Records contained in a dataset
## begin

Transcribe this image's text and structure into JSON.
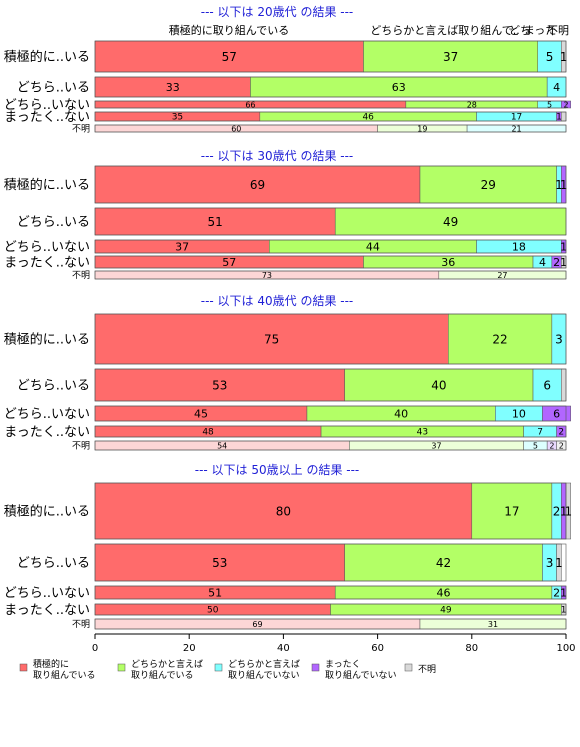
{
  "chart_data": {
    "type": "bar",
    "stacked": true,
    "orientation": "horizontal",
    "xlim": [
      0,
      100
    ],
    "x_ticks": [
      "0",
      "20",
      "40",
      "60",
      "80",
      "100"
    ],
    "column_headers": [
      "積極的に取り組んでいる",
      "どちらかと言えば取り組んで..",
      "どち",
      "まった",
      "不明"
    ],
    "categories": [
      "積極的に..いる",
      "どちら..いる",
      "どちら..いない",
      "まったく..ない",
      "不明"
    ],
    "legend": [
      {
        "label": "積極的に\n取り組んでいる",
        "color": "#ff6b6b"
      },
      {
        "label": "どちらかと言えば\n取り組んでいる",
        "color": "#b3ff66"
      },
      {
        "label": "どちらかと言えば\n取り組んでいない",
        "color": "#80ffff"
      },
      {
        "label": "まったく\n取り組んでいない",
        "color": "#b266ff"
      },
      {
        "label": "不明",
        "color": "#d9d9d9"
      }
    ],
    "panels": [
      {
        "title": "--- 以下は 20歳代 の結果 ---",
        "rows": [
          {
            "values": [
              57,
              37,
              5,
              0,
              1
            ],
            "labels": [
              "57",
              "37",
              "5",
              "",
              "1"
            ]
          },
          {
            "values": [
              33,
              63,
              4,
              0,
              0
            ],
            "labels": [
              "33",
              "63",
              "4",
              "",
              ""
            ]
          },
          {
            "values": [
              66,
              28,
              5,
              2,
              0
            ],
            "labels": [
              "66",
              "28",
              "5",
              "2",
              ""
            ]
          },
          {
            "values": [
              35,
              46,
              17,
              1,
              1
            ],
            "labels": [
              "35",
              "46",
              "17",
              "1",
              ""
            ]
          },
          {
            "values": [
              60,
              19,
              21,
              0,
              0
            ],
            "labels": [
              "60",
              "19",
              "21",
              "",
              ""
            ]
          }
        ]
      },
      {
        "title": "--- 以下は 30歳代 の結果 ---",
        "rows": [
          {
            "values": [
              69,
              29,
              1,
              1,
              0
            ],
            "labels": [
              "69",
              "29",
              "1",
              "1",
              ""
            ]
          },
          {
            "values": [
              51,
              49,
              0,
              0,
              0
            ],
            "labels": [
              "51",
              "49",
              "",
              "",
              ""
            ]
          },
          {
            "values": [
              37,
              44,
              18,
              1,
              0
            ],
            "labels": [
              "37",
              "44",
              "18",
              "1",
              ""
            ]
          },
          {
            "values": [
              57,
              36,
              4,
              2,
              1
            ],
            "labels": [
              "57",
              "36",
              "4",
              "2",
              "1"
            ]
          },
          {
            "values": [
              73,
              27,
              0,
              0,
              0
            ],
            "labels": [
              "73",
              "27",
              "",
              "",
              ""
            ]
          }
        ]
      },
      {
        "title": "--- 以下は 40歳代 の結果 ---",
        "rows": [
          {
            "values": [
              75,
              22,
              3,
              0,
              0
            ],
            "labels": [
              "75",
              "22",
              "3",
              "",
              ""
            ]
          },
          {
            "values": [
              53,
              40,
              6,
              0,
              1
            ],
            "labels": [
              "53",
              "40",
              "6",
              "",
              ""
            ]
          },
          {
            "values": [
              45,
              40,
              10,
              6,
              0
            ],
            "labels": [
              "45",
              "40",
              "10",
              "6",
              ""
            ]
          },
          {
            "values": [
              48,
              43,
              7,
              2,
              0
            ],
            "labels": [
              "48",
              "43",
              "7",
              "2",
              ""
            ]
          },
          {
            "values": [
              54,
              37,
              5,
              2,
              2
            ],
            "labels": [
              "54",
              "37",
              "5",
              "2",
              "2"
            ]
          }
        ]
      },
      {
        "title": "--- 以下は 50歳以上 の結果 ---",
        "rows": [
          {
            "values": [
              80,
              17,
              2,
              1,
              1
            ],
            "labels": [
              "80",
              "17",
              "2",
              "1",
              "1"
            ]
          },
          {
            "values": [
              53,
              42,
              3,
              0,
              1
            ],
            "labels": [
              "53",
              "42",
              "3",
              "",
              "1"
            ]
          },
          {
            "values": [
              51,
              46,
              2,
              1,
              0
            ],
            "labels": [
              "51",
              "46",
              "2",
              "1",
              ""
            ]
          },
          {
            "values": [
              50,
              49,
              0,
              0,
              1
            ],
            "labels": [
              "50",
              "49",
              "",
              "",
              "1"
            ]
          },
          {
            "values": [
              69,
              31,
              0,
              0,
              0
            ],
            "labels": [
              "69",
              "31",
              "",
              "",
              ""
            ]
          }
        ]
      }
    ]
  }
}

## end

Copy all lines from the material that contain "color".

        "color": "#ff6b6b"
        "color": "#b3ff66"
        "color": "#80ffff"
        "color": "#b266ff"
        "color": "#d9d9d9"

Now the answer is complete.